** REQUIREMENTS **
[1] Copy the passage from the ALTER SYSTEM READ ONLY email, starting with "On Tue, May 11, 2021 at 3:38" and going on through "briefing the problem.".
[2] In the ALTER SYSTEM READ ONLY email, which function must a backend call to get the right value after its LocalXLogInsertAllowed flag is reset?
[3] Pick up the ALTER SYSTEM READ ONLY email after its last sentence and write what comes next.

** TEXT PASSAGE **
########################################

Re: [Patch] ALTER SYSTEM READ ONLY

From: Dilip Kumar <dilipbalaut(at)gmail(dot)com>
To: Amul Sul <sulamul(at)gmail(dot)com>
Cc: Robert Haas <robertmhaas(at)gmail(dot)com>, Bharath Rupireddy <bharath(dot)rupireddyforpostgres(at)gmail(dot)com>, Prabhat Sahu <prabhat(dot)sahu(at)enterprisedb(dot)com>, Ibrar Ahmed <ibrar(dot)ahmad(at)gmail(dot)com>, Andres Freund <andres(at)anarazel(dot)de>, PostgreSQL-development <pgsql-hackers(at)postgresql(dot)org>
Subject: Re: [Patch] ALTER SYSTEM READ ONLY
Date: 2021-05-11 10:42:53
Message-ID: CAFiTN-vTDVDx0z+_c-VbwoziAXyF7rztTwZ5hZ5RBj88tcMWpQ@mail.gmail.com
Views: Raw Message | Whole Thread | Download mbox | Resend email
Thread:
Lists: pgsql-hackers

On Tue, May 11, 2021 at 3:38 PM Amul Sul <sulamul(at)gmail(dot)com> wrote:
>
> On Tue, May 11, 2021 at 2:26 PM Dilip Kumar <dilipbalaut(at)gmail(dot)com> wrote:
> >
> > On Tue, May 11, 2021 at 2:16 PM Amul Sul <sulamul(at)gmail(dot)com> wrote:
> >
> > > I get why you think that, I wasn't very precise in briefing the problem.
> > >
> > > Any new backend that gets connected right after the shared memory
> > > state changes to WALPROHIBIT_STATE_GOING_READ_WRITE will be by
> > > default allowed to do the WAL writes. Such backends can perform write
> > > operation before the checkpointer does the XLogAcceptWrites().
> >
> > Okay, make sense now. But my next question is why do we allow backends
> > to write WAL in WALPROHIBIT_STATE_GOING_READ_WRITE state? why don't we
> > wait until the shared memory state is changed to
> > WALPROHIBIT_STATE_READ_WRITE?
> >
>
> Ok, good question.
>
> Now let's first try to understand the Checkpointer's work.
>
> When Checkpointer sees the wal prohibited state is an in-progress state, then
> it first emits the global barrier and waits until all backers absorb that.
> After that it set the final requested WAL prohibit state.
>
> When other backends absorb those barriers then appropriate action is taken
> (e.g. abort the read-write transaction if moving to read-only) by them. Also,
> LocalXLogInsertAllowed flags get reset in it and that backend needs to call
> XLogInsertAllowed() to get the right value for it, which further decides WAL
> writes permitted or prohibited.

########################################

** DATASET EXCERPT **
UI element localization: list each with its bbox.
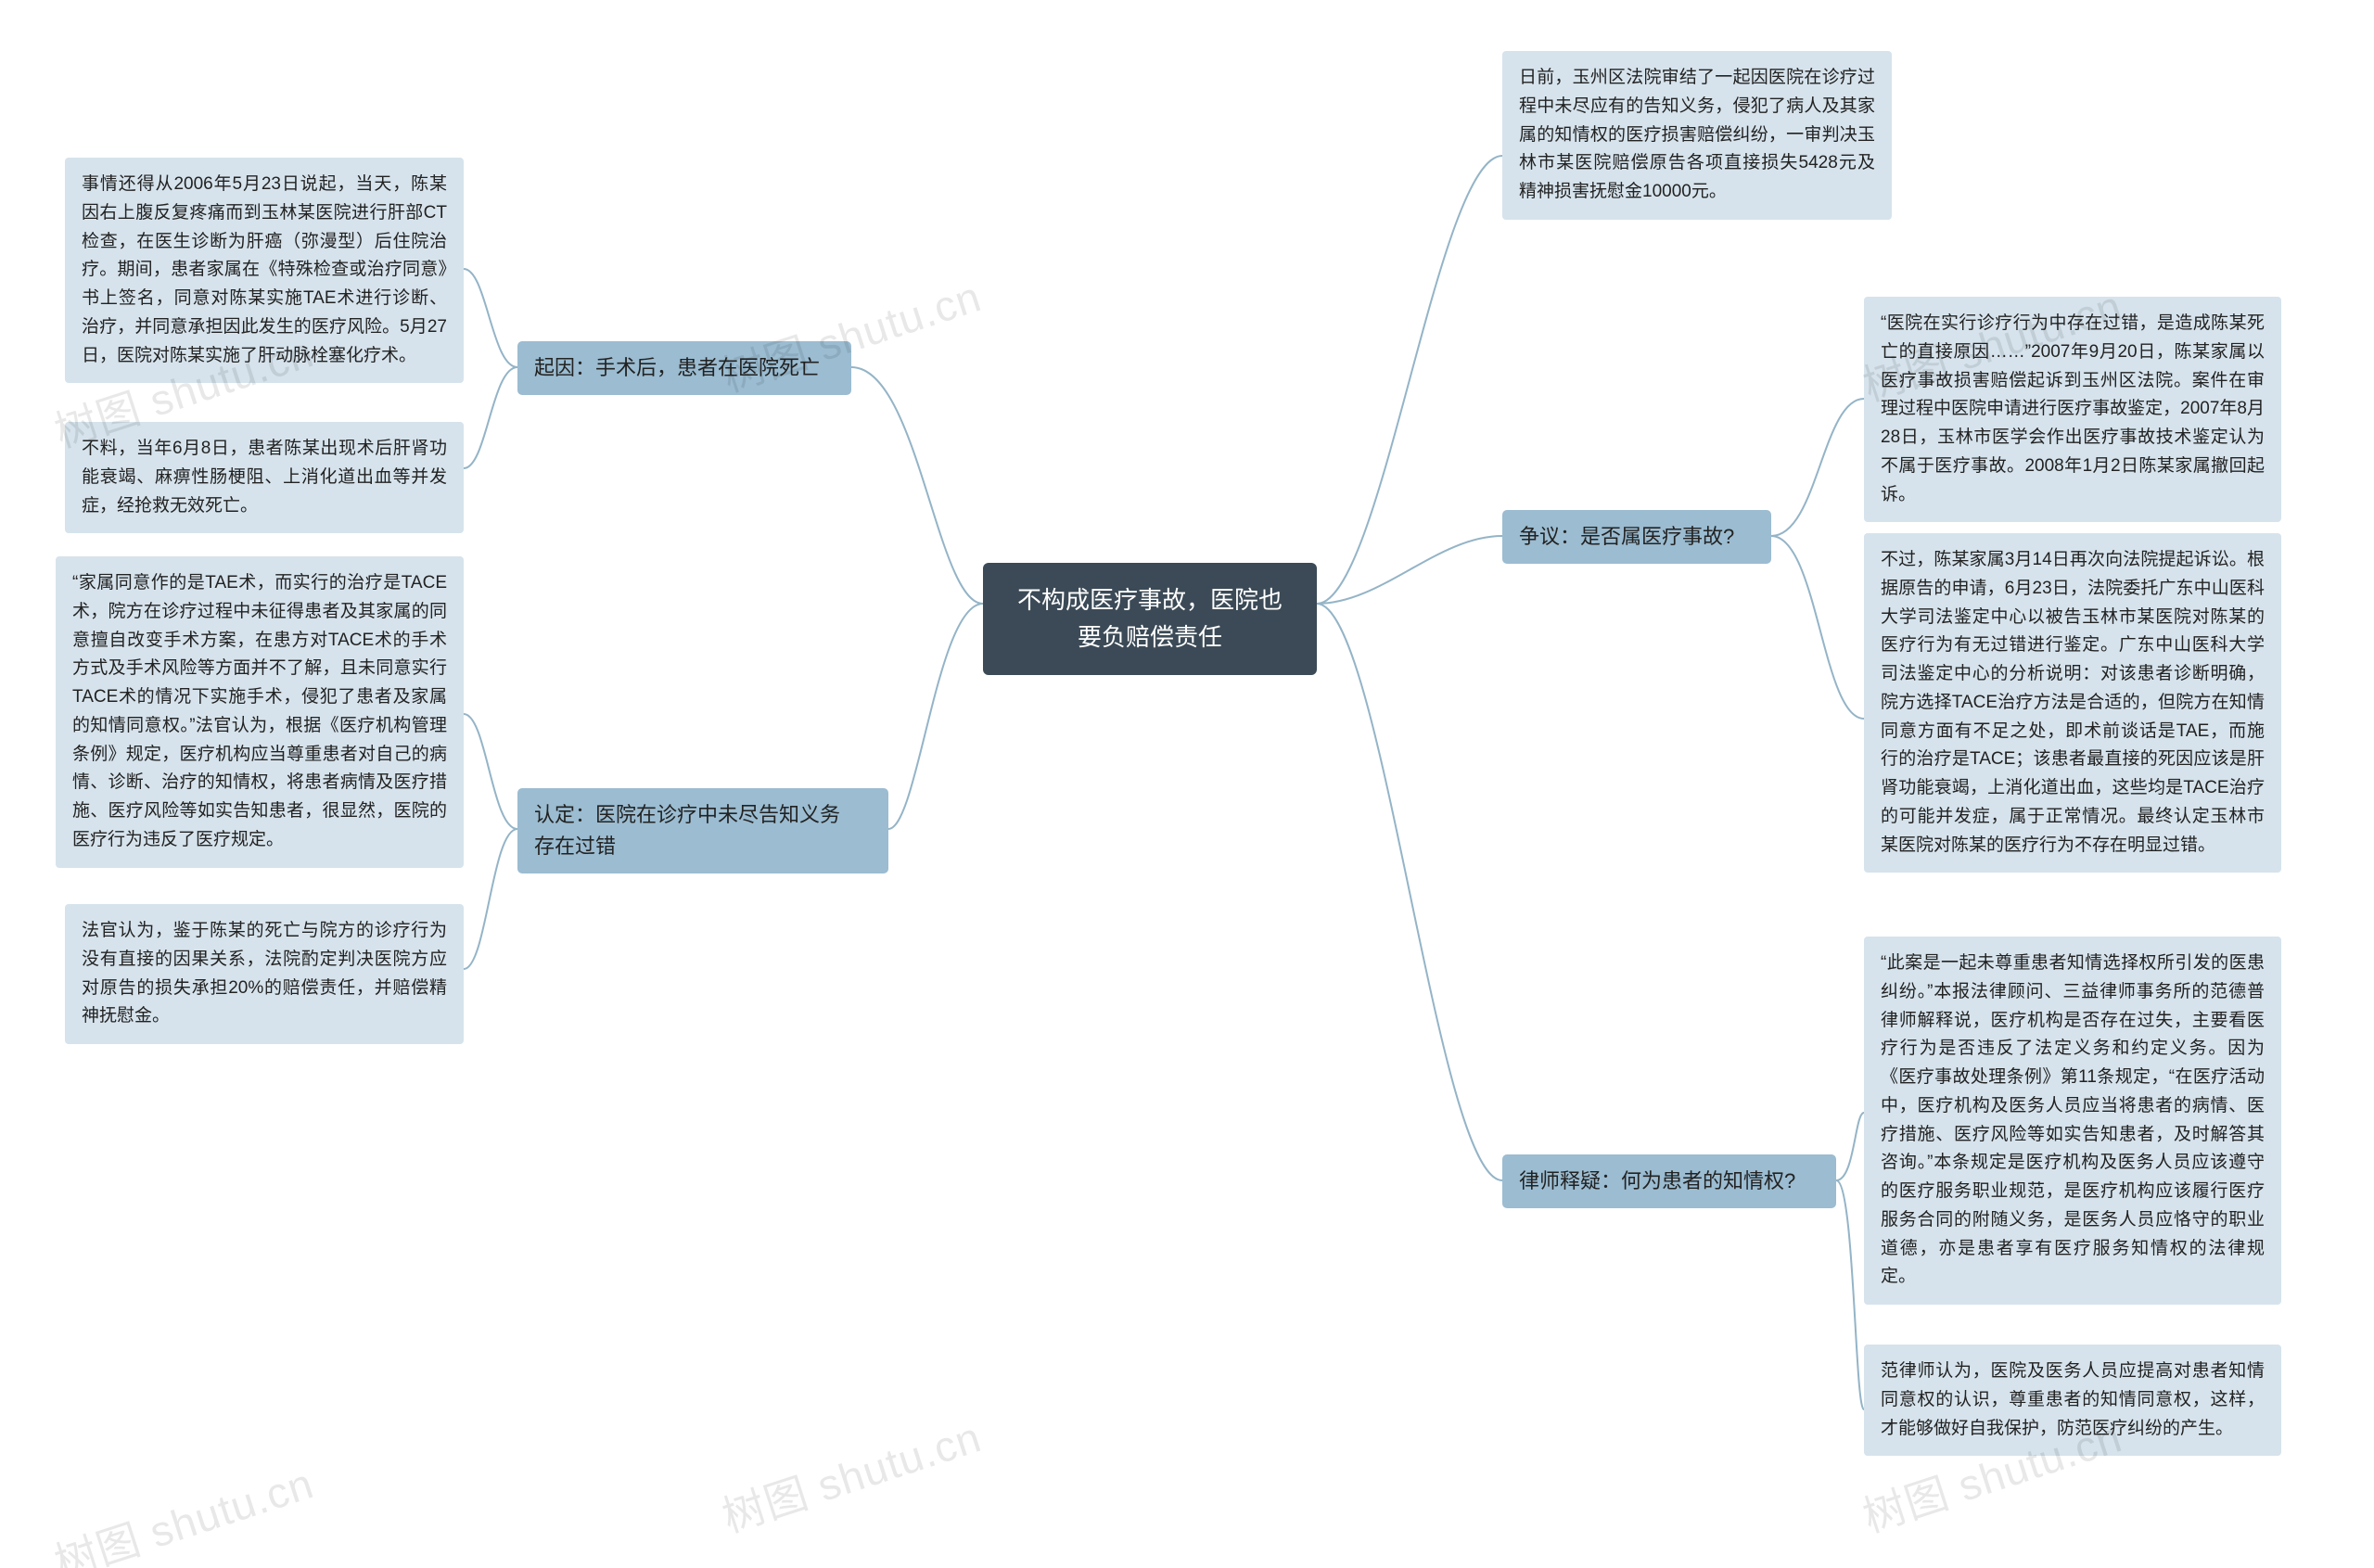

########################################

** THE ANSWERS **
[1]
On Tue, May 11, 2021 at 3:38 PM Amul Sul <sulamul(at)gmail(dot)com> wrote:
>
> On Tue, May 11, 2021 at 2:26 PM Dilip Kumar <dilipbalaut(at)gmail(dot)com> wrote:
> >
> > On Tue, May 11, 2021 at 2:16 PM Amul Sul <sulamul(at)gmail(dot)com> wrote:
> >
> > > I get why you think that, I wasn't very precise in briefing the problem.

[2] XLogInsertAllowed()

[3]
>
> Consider an example that the system is trying to change to read-write and for
> that wal prohibited state is set to WALPROHIBIT_STATE_GOING_READ_WRITE before
> Checkpointer starts its work. If we want to treat that system as read-only for
> the WALPROHIBIT_STATE_GOING_READ_WRITE state as well. Then we might need to
> think about the behavior of the backend that has absorbed the barrier and reset
> the LocalXLogInsertAllowed flag. That backend eventually going to call
> XLogInsertAllowed() to get the actual value for it and by seeing the current
> state as WALPROHIBIT_STATE_GOING_READ_WRITE, it will set LocalXLogInsertAllowed
> again same as it was before for the read-only state.

I might be missing something, but assume the behavior should be like this

1. If the state is getting changed from WALPROHIBIT_STATE_READ_WRITE
-> WALPROHIBIT_STATE_READ_ONLY, then as soon as the backend process
the barrier, we can immediately abort any read-write transaction(and
stop allowing WAL writing), because once we ensure that all session
has responded that now they have no read-write transaction then we can
safely change the state from WALPROHIBIT_STATE_GOING_READ_ONLY to
WALPROHIBIT_STATE_READ_ONLY.

2. OTOH, if we are changing from WALPROHIBIT_STATE_READ_ONLY ->
WALPROHIBIT_STATE_READ_WRITE, then we don't need to allow the backend
to consider the system as read-write, instead, we should wait until
the shared state is changed to WALPROHIBIT_STATE_READ_WRITE.

So your problem is that on receiving the barrier we need to call
LocalXLogInsertAllowed() from the backend, but how does that matter?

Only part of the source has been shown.